Stored items from a collection:
** BEGIN **
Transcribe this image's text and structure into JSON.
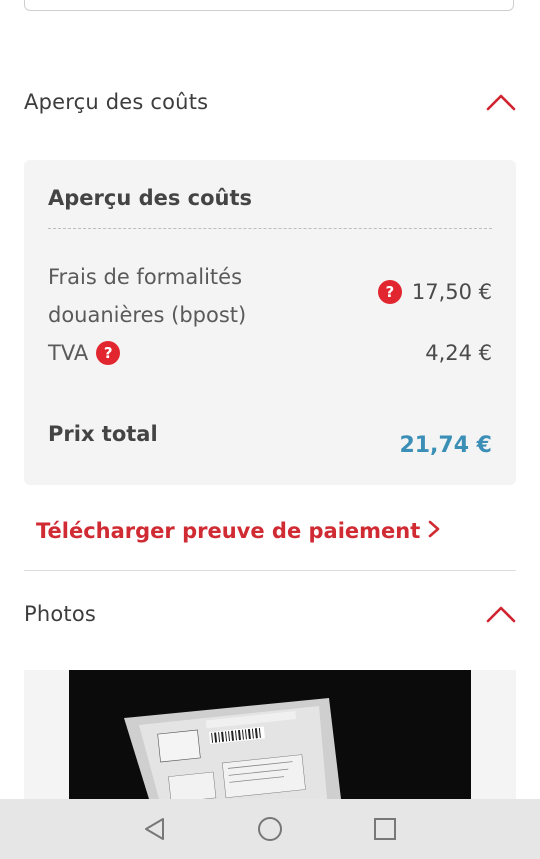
{
  "costs_section": {
    "header_title": "Aperçu des coûts",
    "card_title": "Aperçu des coûts",
    "customs_fee_label": "Frais de formalités douanières (bpost)",
    "customs_fee_amount": "17,50 €",
    "vat_label": "TVA",
    "vat_amount": "4,24 €",
    "total_label": "Prix total",
    "total_amount": "21,74 €",
    "help_symbol": "?"
  },
  "download_link": {
    "label": "Télécharger preuve de paiement",
    "icon": "chevron-right-icon"
  },
  "photos_section": {
    "header_title": "Photos"
  },
  "colors": {
    "accent_red": "#e2262f",
    "link_red": "#d02a33",
    "total_blue": "#3b8fb7",
    "card_bg": "#f4f4f4"
  },
  "navbar": {
    "icons": [
      "back-triangle-icon",
      "home-circle-icon",
      "recents-square-icon"
    ]
  }
}
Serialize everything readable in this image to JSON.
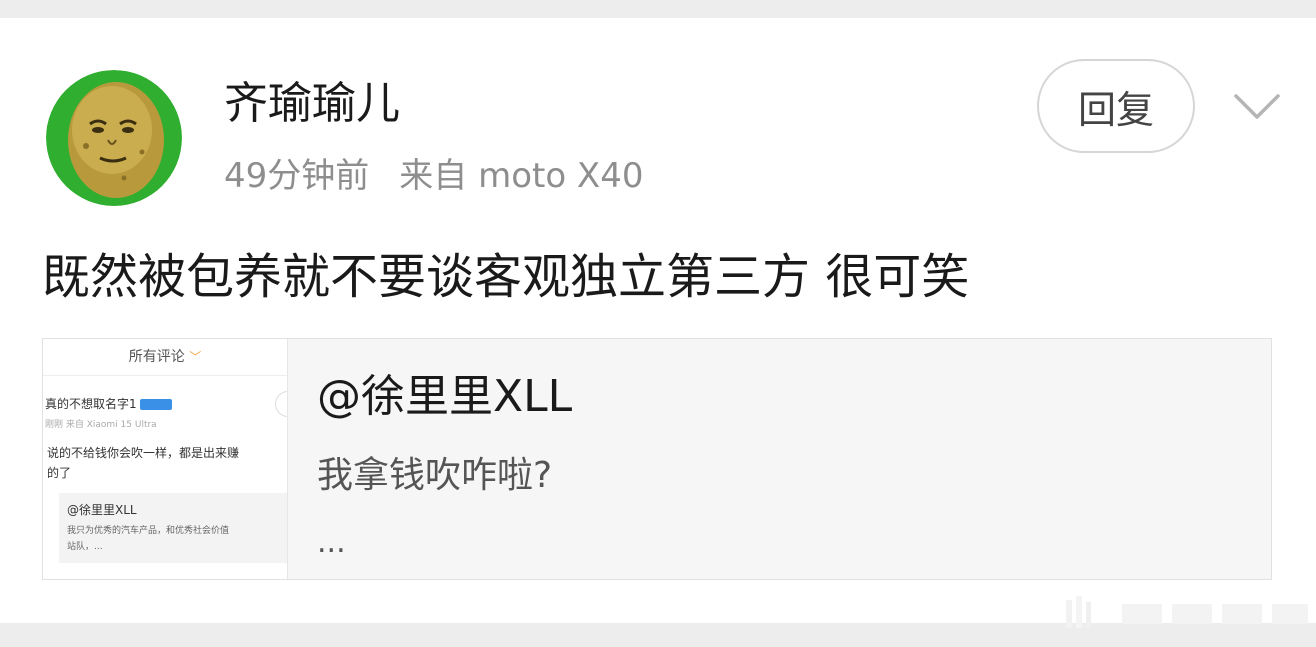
{
  "post": {
    "username": "齐瑜瑜儿",
    "time": "49分钟前",
    "source": "来自 moto X40",
    "content": "既然被包养就不要谈客观独立第三方 很可笑"
  },
  "actions": {
    "reply_label": "回复"
  },
  "quote": {
    "thumbnail": {
      "header": "所有评论",
      "user": "真的不想取名字1",
      "meta": "刚刚 来自 Xiaomi 15 Ultra",
      "text_line1": "说的不给钱你会吹一样，都是出来赚",
      "text_line2": "的了",
      "quoted_name": "@徐里里XLL",
      "quoted_line1": "我只为优秀的汽车产品，和优秀社会价值",
      "quoted_line2": "站队，..."
    },
    "name": "@徐里里XLL",
    "text": "我拿钱吹咋啦?",
    "ellipsis": "..."
  },
  "icons": {
    "expand": "chevron-down-icon",
    "avatar": "potato-face-avatar"
  },
  "colors": {
    "avatar_bg": "#2fae2f",
    "secondary_text": "#8e8e8e"
  }
}
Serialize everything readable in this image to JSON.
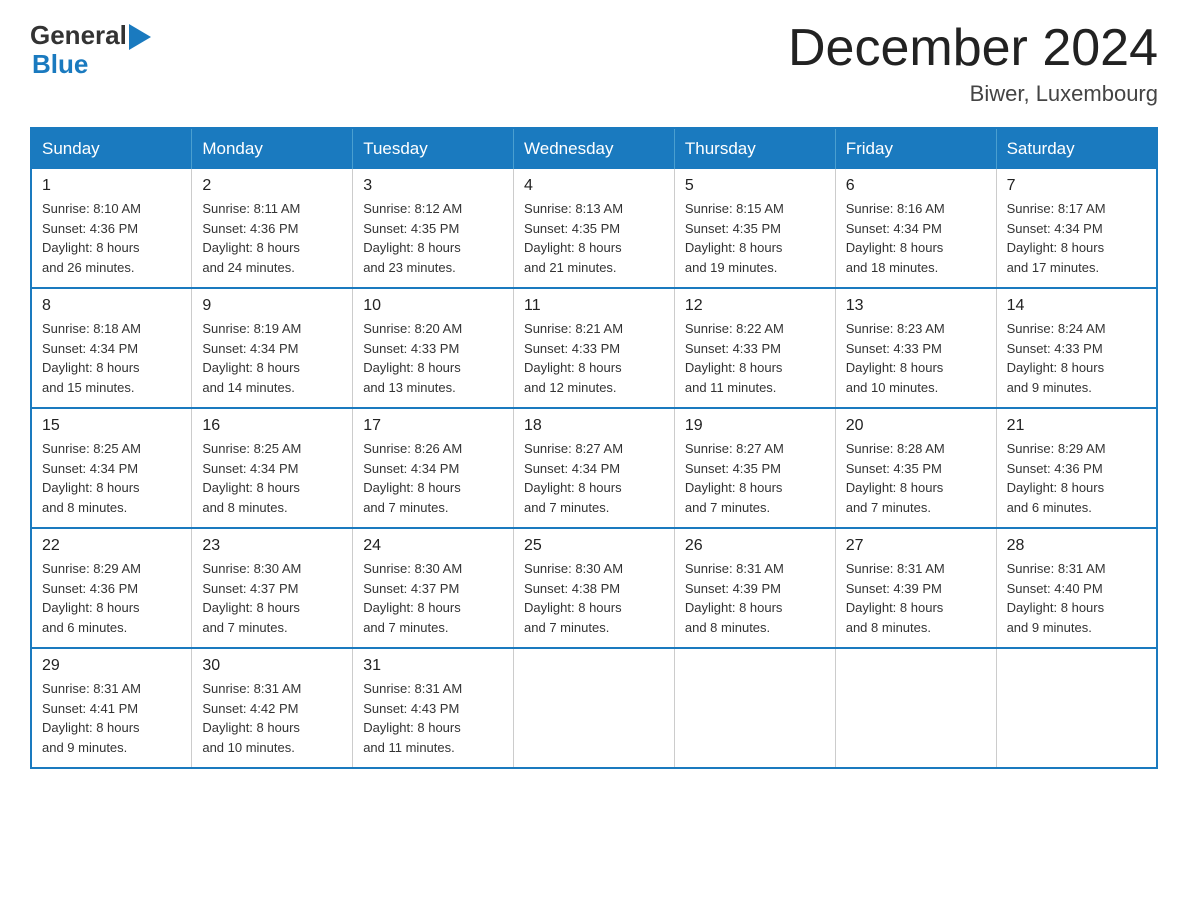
{
  "header": {
    "logo_general": "General",
    "logo_blue": "Blue",
    "month_title": "December 2024",
    "location": "Biwer, Luxembourg"
  },
  "days_of_week": [
    "Sunday",
    "Monday",
    "Tuesday",
    "Wednesday",
    "Thursday",
    "Friday",
    "Saturday"
  ],
  "weeks": [
    [
      {
        "day": "1",
        "sunrise": "8:10 AM",
        "sunset": "4:36 PM",
        "daylight": "8 hours and 26 minutes."
      },
      {
        "day": "2",
        "sunrise": "8:11 AM",
        "sunset": "4:36 PM",
        "daylight": "8 hours and 24 minutes."
      },
      {
        "day": "3",
        "sunrise": "8:12 AM",
        "sunset": "4:35 PM",
        "daylight": "8 hours and 23 minutes."
      },
      {
        "day": "4",
        "sunrise": "8:13 AM",
        "sunset": "4:35 PM",
        "daylight": "8 hours and 21 minutes."
      },
      {
        "day": "5",
        "sunrise": "8:15 AM",
        "sunset": "4:35 PM",
        "daylight": "8 hours and 19 minutes."
      },
      {
        "day": "6",
        "sunrise": "8:16 AM",
        "sunset": "4:34 PM",
        "daylight": "8 hours and 18 minutes."
      },
      {
        "day": "7",
        "sunrise": "8:17 AM",
        "sunset": "4:34 PM",
        "daylight": "8 hours and 17 minutes."
      }
    ],
    [
      {
        "day": "8",
        "sunrise": "8:18 AM",
        "sunset": "4:34 PM",
        "daylight": "8 hours and 15 minutes."
      },
      {
        "day": "9",
        "sunrise": "8:19 AM",
        "sunset": "4:34 PM",
        "daylight": "8 hours and 14 minutes."
      },
      {
        "day": "10",
        "sunrise": "8:20 AM",
        "sunset": "4:33 PM",
        "daylight": "8 hours and 13 minutes."
      },
      {
        "day": "11",
        "sunrise": "8:21 AM",
        "sunset": "4:33 PM",
        "daylight": "8 hours and 12 minutes."
      },
      {
        "day": "12",
        "sunrise": "8:22 AM",
        "sunset": "4:33 PM",
        "daylight": "8 hours and 11 minutes."
      },
      {
        "day": "13",
        "sunrise": "8:23 AM",
        "sunset": "4:33 PM",
        "daylight": "8 hours and 10 minutes."
      },
      {
        "day": "14",
        "sunrise": "8:24 AM",
        "sunset": "4:33 PM",
        "daylight": "8 hours and 9 minutes."
      }
    ],
    [
      {
        "day": "15",
        "sunrise": "8:25 AM",
        "sunset": "4:34 PM",
        "daylight": "8 hours and 8 minutes."
      },
      {
        "day": "16",
        "sunrise": "8:25 AM",
        "sunset": "4:34 PM",
        "daylight": "8 hours and 8 minutes."
      },
      {
        "day": "17",
        "sunrise": "8:26 AM",
        "sunset": "4:34 PM",
        "daylight": "8 hours and 7 minutes."
      },
      {
        "day": "18",
        "sunrise": "8:27 AM",
        "sunset": "4:34 PM",
        "daylight": "8 hours and 7 minutes."
      },
      {
        "day": "19",
        "sunrise": "8:27 AM",
        "sunset": "4:35 PM",
        "daylight": "8 hours and 7 minutes."
      },
      {
        "day": "20",
        "sunrise": "8:28 AM",
        "sunset": "4:35 PM",
        "daylight": "8 hours and 7 minutes."
      },
      {
        "day": "21",
        "sunrise": "8:29 AM",
        "sunset": "4:36 PM",
        "daylight": "8 hours and 6 minutes."
      }
    ],
    [
      {
        "day": "22",
        "sunrise": "8:29 AM",
        "sunset": "4:36 PM",
        "daylight": "8 hours and 6 minutes."
      },
      {
        "day": "23",
        "sunrise": "8:30 AM",
        "sunset": "4:37 PM",
        "daylight": "8 hours and 7 minutes."
      },
      {
        "day": "24",
        "sunrise": "8:30 AM",
        "sunset": "4:37 PM",
        "daylight": "8 hours and 7 minutes."
      },
      {
        "day": "25",
        "sunrise": "8:30 AM",
        "sunset": "4:38 PM",
        "daylight": "8 hours and 7 minutes."
      },
      {
        "day": "26",
        "sunrise": "8:31 AM",
        "sunset": "4:39 PM",
        "daylight": "8 hours and 8 minutes."
      },
      {
        "day": "27",
        "sunrise": "8:31 AM",
        "sunset": "4:39 PM",
        "daylight": "8 hours and 8 minutes."
      },
      {
        "day": "28",
        "sunrise": "8:31 AM",
        "sunset": "4:40 PM",
        "daylight": "8 hours and 9 minutes."
      }
    ],
    [
      {
        "day": "29",
        "sunrise": "8:31 AM",
        "sunset": "4:41 PM",
        "daylight": "8 hours and 9 minutes."
      },
      {
        "day": "30",
        "sunrise": "8:31 AM",
        "sunset": "4:42 PM",
        "daylight": "8 hours and 10 minutes."
      },
      {
        "day": "31",
        "sunrise": "8:31 AM",
        "sunset": "4:43 PM",
        "daylight": "8 hours and 11 minutes."
      },
      null,
      null,
      null,
      null
    ]
  ],
  "labels": {
    "sunrise": "Sunrise:",
    "sunset": "Sunset:",
    "daylight": "Daylight:"
  },
  "colors": {
    "header_bg": "#1a7abf",
    "border": "#1a7abf"
  }
}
** END **
= Short problem =
The data above needs to be retyped exactly, with the images left out.

= Answer in full =
Transcribe this image's text and structure into JSON.
{
  "costs_section": {
    "header_title": "Aperçu des coûts",
    "card_title": "Aperçu des coûts",
    "customs_fee_label": "Frais de formalités douanières (bpost)",
    "customs_fee_amount": "17,50 €",
    "vat_label": "TVA",
    "vat_amount": "4,24 €",
    "total_label": "Prix total",
    "total_amount": "21,74 €",
    "help_symbol": "?"
  },
  "download_link": {
    "label": "Télécharger preuve de paiement",
    "icon": "chevron-right-icon"
  },
  "photos_section": {
    "header_title": "Photos"
  },
  "colors": {
    "accent_red": "#e2262f",
    "link_red": "#d02a33",
    "total_blue": "#3b8fb7",
    "card_bg": "#f4f4f4"
  },
  "navbar": {
    "icons": [
      "back-triangle-icon",
      "home-circle-icon",
      "recents-square-icon"
    ]
  }
}
Serialize everything readable in this image to JSON.
{
  "post": {
    "username": "齐瑜瑜儿",
    "time": "49分钟前",
    "source": "来自 moto X40",
    "content": "既然被包养就不要谈客观独立第三方 很可笑"
  },
  "actions": {
    "reply_label": "回复"
  },
  "quote": {
    "thumbnail": {
      "header": "所有评论",
      "user": "真的不想取名字1",
      "meta": "刚刚 来自 Xiaomi 15 Ultra",
      "text_line1": "说的不给钱你会吹一样，都是出来赚",
      "text_line2": "的了",
      "quoted_name": "@徐里里XLL",
      "quoted_line1": "我只为优秀的汽车产品，和优秀社会价值",
      "quoted_line2": "站队，..."
    },
    "name": "@徐里里XLL",
    "text": "我拿钱吹咋啦?",
    "ellipsis": "..."
  },
  "icons": {
    "expand": "chevron-down-icon",
    "avatar": "potato-face-avatar"
  },
  "colors": {
    "avatar_bg": "#2fae2f",
    "secondary_text": "#8e8e8e"
  }
}
Serialize everything readable in this image to JSON.
{
  "header": {
    "logo_general": "General",
    "logo_blue": "Blue",
    "month_title": "December 2024",
    "location": "Biwer, Luxembourg"
  },
  "days_of_week": [
    "Sunday",
    "Monday",
    "Tuesday",
    "Wednesday",
    "Thursday",
    "Friday",
    "Saturday"
  ],
  "weeks": [
    [
      {
        "day": "1",
        "sunrise": "8:10 AM",
        "sunset": "4:36 PM",
        "daylight": "8 hours and 26 minutes."
      },
      {
        "day": "2",
        "sunrise": "8:11 AM",
        "sunset": "4:36 PM",
        "daylight": "8 hours and 24 minutes."
      },
      {
        "day": "3",
        "sunrise": "8:12 AM",
        "sunset": "4:35 PM",
        "daylight": "8 hours and 23 minutes."
      },
      {
        "day": "4",
        "sunrise": "8:13 AM",
        "sunset": "4:35 PM",
        "daylight": "8 hours and 21 minutes."
      },
      {
        "day": "5",
        "sunrise": "8:15 AM",
        "sunset": "4:35 PM",
        "daylight": "8 hours and 19 minutes."
      },
      {
        "day": "6",
        "sunrise": "8:16 AM",
        "sunset": "4:34 PM",
        "daylight": "8 hours and 18 minutes."
      },
      {
        "day": "7",
        "sunrise": "8:17 AM",
        "sunset": "4:34 PM",
        "daylight": "8 hours and 17 minutes."
      }
    ],
    [
      {
        "day": "8",
        "sunrise": "8:18 AM",
        "sunset": "4:34 PM",
        "daylight": "8 hours and 15 minutes."
      },
      {
        "day": "9",
        "sunrise": "8:19 AM",
        "sunset": "4:34 PM",
        "daylight": "8 hours and 14 minutes."
      },
      {
        "day": "10",
        "sunrise": "8:20 AM",
        "sunset": "4:33 PM",
        "daylight": "8 hours and 13 minutes."
      },
      {
        "day": "11",
        "sunrise": "8:21 AM",
        "sunset": "4:33 PM",
        "daylight": "8 hours and 12 minutes."
      },
      {
        "day": "12",
        "sunrise": "8:22 AM",
        "sunset": "4:33 PM",
        "daylight": "8 hours and 11 minutes."
      },
      {
        "day": "13",
        "sunrise": "8:23 AM",
        "sunset": "4:33 PM",
        "daylight": "8 hours and 10 minutes."
      },
      {
        "day": "14",
        "sunrise": "8:24 AM",
        "sunset": "4:33 PM",
        "daylight": "8 hours and 9 minutes."
      }
    ],
    [
      {
        "day": "15",
        "sunrise": "8:25 AM",
        "sunset": "4:34 PM",
        "daylight": "8 hours and 8 minutes."
      },
      {
        "day": "16",
        "sunrise": "8:25 AM",
        "sunset": "4:34 PM",
        "daylight": "8 hours and 8 minutes."
      },
      {
        "day": "17",
        "sunrise": "8:26 AM",
        "sunset": "4:34 PM",
        "daylight": "8 hours and 7 minutes."
      },
      {
        "day": "18",
        "sunrise": "8:27 AM",
        "sunset": "4:34 PM",
        "daylight": "8 hours and 7 minutes."
      },
      {
        "day": "19",
        "sunrise": "8:27 AM",
        "sunset": "4:35 PM",
        "daylight": "8 hours and 7 minutes."
      },
      {
        "day": "20",
        "sunrise": "8:28 AM",
        "sunset": "4:35 PM",
        "daylight": "8 hours and 7 minutes."
      },
      {
        "day": "21",
        "sunrise": "8:29 AM",
        "sunset": "4:36 PM",
        "daylight": "8 hours and 6 minutes."
      }
    ],
    [
      {
        "day": "22",
        "sunrise": "8:29 AM",
        "sunset": "4:36 PM",
        "daylight": "8 hours and 6 minutes."
      },
      {
        "day": "23",
        "sunrise": "8:30 AM",
        "sunset": "4:37 PM",
        "daylight": "8 hours and 7 minutes."
      },
      {
        "day": "24",
        "sunrise": "8:30 AM",
        "sunset": "4:37 PM",
        "daylight": "8 hours and 7 minutes."
      },
      {
        "day": "25",
        "sunrise": "8:30 AM",
        "sunset": "4:38 PM",
        "daylight": "8 hours and 7 minutes."
      },
      {
        "day": "26",
        "sunrise": "8:31 AM",
        "sunset": "4:39 PM",
        "daylight": "8 hours and 8 minutes."
      },
      {
        "day": "27",
        "sunrise": "8:31 AM",
        "sunset": "4:39 PM",
        "daylight": "8 hours and 8 minutes."
      },
      {
        "day": "28",
        "sunrise": "8:31 AM",
        "sunset": "4:40 PM",
        "daylight": "8 hours and 9 minutes."
      }
    ],
    [
      {
        "day": "29",
        "sunrise": "8:31 AM",
        "sunset": "4:41 PM",
        "daylight": "8 hours and 9 minutes."
      },
      {
        "day": "30",
        "sunrise": "8:31 AM",
        "sunset": "4:42 PM",
        "daylight": "8 hours and 10 minutes."
      },
      {
        "day": "31",
        "sunrise": "8:31 AM",
        "sunset": "4:43 PM",
        "daylight": "8 hours and 11 minutes."
      },
      null,
      null,
      null,
      null
    ]
  ],
  "labels": {
    "sunrise": "Sunrise:",
    "sunset": "Sunset:",
    "daylight": "Daylight:"
  },
  "colors": {
    "header_bg": "#1a7abf",
    "border": "#1a7abf"
  }
}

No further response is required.